| Problem to work on |
List each line of the data that holds the string "message", please.

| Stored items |
★ ★ ★
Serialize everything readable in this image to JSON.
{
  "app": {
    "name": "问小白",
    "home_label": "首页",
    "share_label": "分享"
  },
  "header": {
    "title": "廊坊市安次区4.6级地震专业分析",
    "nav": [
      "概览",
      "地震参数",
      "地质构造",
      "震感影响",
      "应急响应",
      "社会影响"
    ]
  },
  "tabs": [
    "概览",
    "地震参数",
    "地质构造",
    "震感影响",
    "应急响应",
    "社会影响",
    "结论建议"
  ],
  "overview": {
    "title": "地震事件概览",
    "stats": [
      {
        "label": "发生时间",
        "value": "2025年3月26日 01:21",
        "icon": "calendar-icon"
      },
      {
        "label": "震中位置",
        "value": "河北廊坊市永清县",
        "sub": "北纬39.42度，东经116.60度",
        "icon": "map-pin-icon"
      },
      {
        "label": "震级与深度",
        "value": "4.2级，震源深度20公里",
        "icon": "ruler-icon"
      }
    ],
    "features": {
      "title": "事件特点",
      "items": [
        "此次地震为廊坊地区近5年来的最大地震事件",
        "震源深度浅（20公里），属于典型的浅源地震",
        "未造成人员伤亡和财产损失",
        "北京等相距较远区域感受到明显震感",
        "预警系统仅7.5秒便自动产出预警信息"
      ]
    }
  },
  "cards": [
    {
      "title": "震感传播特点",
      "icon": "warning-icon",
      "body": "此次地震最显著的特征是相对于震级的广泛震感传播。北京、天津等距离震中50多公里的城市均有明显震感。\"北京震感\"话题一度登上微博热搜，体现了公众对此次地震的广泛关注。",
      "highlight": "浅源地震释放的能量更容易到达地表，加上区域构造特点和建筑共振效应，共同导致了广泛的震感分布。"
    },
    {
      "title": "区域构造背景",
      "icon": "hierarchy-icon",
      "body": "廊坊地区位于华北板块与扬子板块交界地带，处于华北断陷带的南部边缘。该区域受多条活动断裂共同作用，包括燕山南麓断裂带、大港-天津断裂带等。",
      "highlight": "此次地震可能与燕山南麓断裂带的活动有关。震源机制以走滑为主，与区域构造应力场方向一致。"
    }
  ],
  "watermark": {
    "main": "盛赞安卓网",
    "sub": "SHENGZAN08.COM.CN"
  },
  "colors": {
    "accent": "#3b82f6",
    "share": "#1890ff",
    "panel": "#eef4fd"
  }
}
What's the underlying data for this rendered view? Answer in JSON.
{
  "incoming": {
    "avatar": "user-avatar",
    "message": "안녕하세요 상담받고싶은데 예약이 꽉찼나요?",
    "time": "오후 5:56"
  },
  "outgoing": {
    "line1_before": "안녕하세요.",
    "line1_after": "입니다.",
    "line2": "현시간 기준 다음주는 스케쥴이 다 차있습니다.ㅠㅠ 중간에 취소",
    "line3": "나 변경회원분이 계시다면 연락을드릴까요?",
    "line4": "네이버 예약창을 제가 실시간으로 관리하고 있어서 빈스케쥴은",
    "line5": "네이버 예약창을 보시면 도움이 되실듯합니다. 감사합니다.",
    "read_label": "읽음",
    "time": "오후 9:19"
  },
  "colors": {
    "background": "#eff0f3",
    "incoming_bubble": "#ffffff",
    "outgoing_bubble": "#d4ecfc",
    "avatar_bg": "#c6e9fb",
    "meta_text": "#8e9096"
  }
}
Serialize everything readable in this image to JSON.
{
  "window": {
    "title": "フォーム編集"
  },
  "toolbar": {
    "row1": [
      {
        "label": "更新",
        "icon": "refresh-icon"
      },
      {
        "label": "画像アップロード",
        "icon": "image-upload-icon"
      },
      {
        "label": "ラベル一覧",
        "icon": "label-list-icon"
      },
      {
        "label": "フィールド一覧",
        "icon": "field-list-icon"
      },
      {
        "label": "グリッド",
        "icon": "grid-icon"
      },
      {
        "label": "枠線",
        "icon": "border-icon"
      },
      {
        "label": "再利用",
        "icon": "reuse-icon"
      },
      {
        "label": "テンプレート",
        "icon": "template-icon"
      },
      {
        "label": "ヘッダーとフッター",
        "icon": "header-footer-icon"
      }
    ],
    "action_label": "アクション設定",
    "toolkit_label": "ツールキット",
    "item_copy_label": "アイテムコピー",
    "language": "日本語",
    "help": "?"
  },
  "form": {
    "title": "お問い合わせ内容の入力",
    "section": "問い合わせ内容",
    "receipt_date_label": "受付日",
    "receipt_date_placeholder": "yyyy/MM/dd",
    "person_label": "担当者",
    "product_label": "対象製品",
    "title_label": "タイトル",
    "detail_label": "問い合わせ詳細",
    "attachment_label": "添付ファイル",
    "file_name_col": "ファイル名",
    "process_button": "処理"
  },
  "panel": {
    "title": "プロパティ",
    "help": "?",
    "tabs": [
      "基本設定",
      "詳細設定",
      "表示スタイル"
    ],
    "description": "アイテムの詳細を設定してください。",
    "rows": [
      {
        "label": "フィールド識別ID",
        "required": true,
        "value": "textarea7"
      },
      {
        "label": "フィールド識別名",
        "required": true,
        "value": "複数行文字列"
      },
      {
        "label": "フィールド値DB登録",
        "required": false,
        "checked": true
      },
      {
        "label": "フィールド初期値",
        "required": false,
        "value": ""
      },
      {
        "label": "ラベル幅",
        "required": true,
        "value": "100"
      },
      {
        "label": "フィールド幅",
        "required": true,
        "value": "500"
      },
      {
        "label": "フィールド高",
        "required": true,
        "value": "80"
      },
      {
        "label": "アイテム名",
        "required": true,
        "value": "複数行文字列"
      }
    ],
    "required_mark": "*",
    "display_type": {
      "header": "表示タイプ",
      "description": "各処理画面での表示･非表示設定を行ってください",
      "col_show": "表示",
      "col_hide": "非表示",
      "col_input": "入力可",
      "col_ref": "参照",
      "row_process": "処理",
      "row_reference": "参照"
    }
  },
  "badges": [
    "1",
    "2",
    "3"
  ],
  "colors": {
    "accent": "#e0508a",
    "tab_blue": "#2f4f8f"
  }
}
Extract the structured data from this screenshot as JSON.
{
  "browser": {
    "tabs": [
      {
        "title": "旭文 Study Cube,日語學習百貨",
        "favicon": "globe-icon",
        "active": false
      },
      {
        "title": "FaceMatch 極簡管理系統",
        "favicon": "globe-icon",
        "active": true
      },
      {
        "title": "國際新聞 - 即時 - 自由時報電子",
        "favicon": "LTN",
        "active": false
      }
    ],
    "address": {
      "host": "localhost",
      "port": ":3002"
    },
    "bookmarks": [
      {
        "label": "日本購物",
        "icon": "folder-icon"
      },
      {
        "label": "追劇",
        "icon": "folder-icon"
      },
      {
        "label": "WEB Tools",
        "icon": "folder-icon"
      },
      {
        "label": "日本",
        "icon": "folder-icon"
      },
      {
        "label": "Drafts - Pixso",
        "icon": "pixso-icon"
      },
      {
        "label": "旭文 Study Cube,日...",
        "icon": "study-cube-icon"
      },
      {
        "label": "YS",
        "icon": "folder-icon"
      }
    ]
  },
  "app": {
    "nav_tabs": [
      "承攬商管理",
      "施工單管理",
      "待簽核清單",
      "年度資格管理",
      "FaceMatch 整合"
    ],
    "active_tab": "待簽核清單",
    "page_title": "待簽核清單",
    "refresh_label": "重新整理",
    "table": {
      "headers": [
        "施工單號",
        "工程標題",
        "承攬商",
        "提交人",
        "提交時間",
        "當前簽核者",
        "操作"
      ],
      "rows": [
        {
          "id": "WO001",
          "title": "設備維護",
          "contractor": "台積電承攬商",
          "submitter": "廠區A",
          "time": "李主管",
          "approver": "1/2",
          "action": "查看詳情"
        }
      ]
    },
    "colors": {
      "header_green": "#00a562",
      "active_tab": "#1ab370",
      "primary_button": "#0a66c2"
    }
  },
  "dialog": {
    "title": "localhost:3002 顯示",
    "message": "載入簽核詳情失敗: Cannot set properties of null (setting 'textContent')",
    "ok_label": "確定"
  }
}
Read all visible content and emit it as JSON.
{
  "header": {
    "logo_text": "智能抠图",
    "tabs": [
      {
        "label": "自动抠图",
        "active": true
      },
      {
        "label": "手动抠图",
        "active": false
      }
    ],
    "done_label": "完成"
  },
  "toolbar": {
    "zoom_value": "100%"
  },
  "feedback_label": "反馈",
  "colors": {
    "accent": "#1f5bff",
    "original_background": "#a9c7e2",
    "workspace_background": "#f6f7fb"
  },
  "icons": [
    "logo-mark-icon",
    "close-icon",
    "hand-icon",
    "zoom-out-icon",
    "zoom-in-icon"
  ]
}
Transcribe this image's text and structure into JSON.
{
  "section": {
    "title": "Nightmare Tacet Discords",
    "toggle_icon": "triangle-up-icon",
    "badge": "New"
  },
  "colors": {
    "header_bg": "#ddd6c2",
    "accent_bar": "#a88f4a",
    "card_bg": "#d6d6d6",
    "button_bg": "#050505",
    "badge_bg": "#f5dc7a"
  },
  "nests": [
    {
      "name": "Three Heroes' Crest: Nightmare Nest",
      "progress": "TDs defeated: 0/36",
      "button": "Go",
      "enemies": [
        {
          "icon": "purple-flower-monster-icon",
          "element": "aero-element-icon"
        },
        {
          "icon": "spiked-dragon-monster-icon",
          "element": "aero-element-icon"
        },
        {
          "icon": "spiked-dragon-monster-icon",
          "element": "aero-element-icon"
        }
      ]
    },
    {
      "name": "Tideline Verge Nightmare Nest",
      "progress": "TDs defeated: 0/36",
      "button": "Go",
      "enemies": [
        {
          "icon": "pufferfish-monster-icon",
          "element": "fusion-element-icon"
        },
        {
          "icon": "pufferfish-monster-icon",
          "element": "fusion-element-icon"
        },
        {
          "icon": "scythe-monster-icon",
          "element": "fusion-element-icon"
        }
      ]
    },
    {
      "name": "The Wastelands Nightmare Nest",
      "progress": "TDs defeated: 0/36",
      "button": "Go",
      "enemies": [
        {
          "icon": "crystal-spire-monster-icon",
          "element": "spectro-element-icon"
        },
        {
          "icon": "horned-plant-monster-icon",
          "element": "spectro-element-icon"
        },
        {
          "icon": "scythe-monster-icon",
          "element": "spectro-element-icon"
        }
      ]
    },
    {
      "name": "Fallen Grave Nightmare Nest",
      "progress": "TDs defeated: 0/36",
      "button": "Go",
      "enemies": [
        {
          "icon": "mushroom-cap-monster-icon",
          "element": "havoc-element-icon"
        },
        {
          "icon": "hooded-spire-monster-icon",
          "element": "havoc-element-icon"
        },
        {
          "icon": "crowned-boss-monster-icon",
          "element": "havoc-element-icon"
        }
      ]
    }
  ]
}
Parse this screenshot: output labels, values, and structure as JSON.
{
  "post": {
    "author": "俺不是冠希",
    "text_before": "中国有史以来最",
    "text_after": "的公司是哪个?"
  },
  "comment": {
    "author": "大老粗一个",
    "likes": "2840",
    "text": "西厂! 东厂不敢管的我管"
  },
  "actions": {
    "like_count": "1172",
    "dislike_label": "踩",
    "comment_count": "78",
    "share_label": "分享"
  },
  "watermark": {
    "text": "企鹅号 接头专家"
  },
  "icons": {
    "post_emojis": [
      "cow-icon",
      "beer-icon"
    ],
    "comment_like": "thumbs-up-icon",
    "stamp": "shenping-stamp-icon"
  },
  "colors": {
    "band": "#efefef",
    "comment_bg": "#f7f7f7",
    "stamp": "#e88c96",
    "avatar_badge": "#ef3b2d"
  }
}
★ ★ ★
| Expected answer |
    "message": "안녕하세요 상담받고싶은데 예약이 꽉찼나요?",
    "message": "載入簽核詳情失敗: Cannot set properties of null (setting 'textContent')",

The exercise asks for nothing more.